## Problem requirements
Output the full material exactly as it appears here.

## Saved entries
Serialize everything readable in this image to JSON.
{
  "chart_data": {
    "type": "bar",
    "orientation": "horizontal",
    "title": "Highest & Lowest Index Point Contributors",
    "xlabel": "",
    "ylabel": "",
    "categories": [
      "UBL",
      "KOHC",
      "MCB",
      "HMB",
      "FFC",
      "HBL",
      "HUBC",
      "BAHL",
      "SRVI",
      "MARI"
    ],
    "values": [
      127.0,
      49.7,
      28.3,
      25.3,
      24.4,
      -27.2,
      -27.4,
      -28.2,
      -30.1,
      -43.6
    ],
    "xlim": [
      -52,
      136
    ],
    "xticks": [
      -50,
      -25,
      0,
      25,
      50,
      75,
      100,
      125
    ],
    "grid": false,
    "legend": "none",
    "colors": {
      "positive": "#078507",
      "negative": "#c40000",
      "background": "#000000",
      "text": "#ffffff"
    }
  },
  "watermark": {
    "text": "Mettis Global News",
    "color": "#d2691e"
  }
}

## Answer to this task
Serialize everything readable in this image to JSON.
{
  "chart_data": {
    "type": "bar",
    "orientation": "horizontal",
    "title": "Highest & Lowest Index Point Contributors",
    "xlabel": "",
    "ylabel": "",
    "categories": [
      "UBL",
      "KOHC",
      "MCB",
      "HMB",
      "FFC",
      "HBL",
      "HUBC",
      "BAHL",
      "SRVI",
      "MARI"
    ],
    "values": [
      127.0,
      49.7,
      28.3,
      25.3,
      24.4,
      -27.2,
      -27.4,
      -28.2,
      -30.1,
      -43.6
    ],
    "xlim": [
      -52,
      136
    ],
    "xticks": [
      -50,
      -25,
      0,
      25,
      50,
      75,
      100,
      125
    ],
    "grid": false,
    "legend": "none",
    "colors": {
      "positive": "#078507",
      "negative": "#c40000",
      "background": "#000000",
      "text": "#ffffff"
    }
  },
  "watermark": {
    "text": "Mettis Global News",
    "color": "#d2691e"
  }
}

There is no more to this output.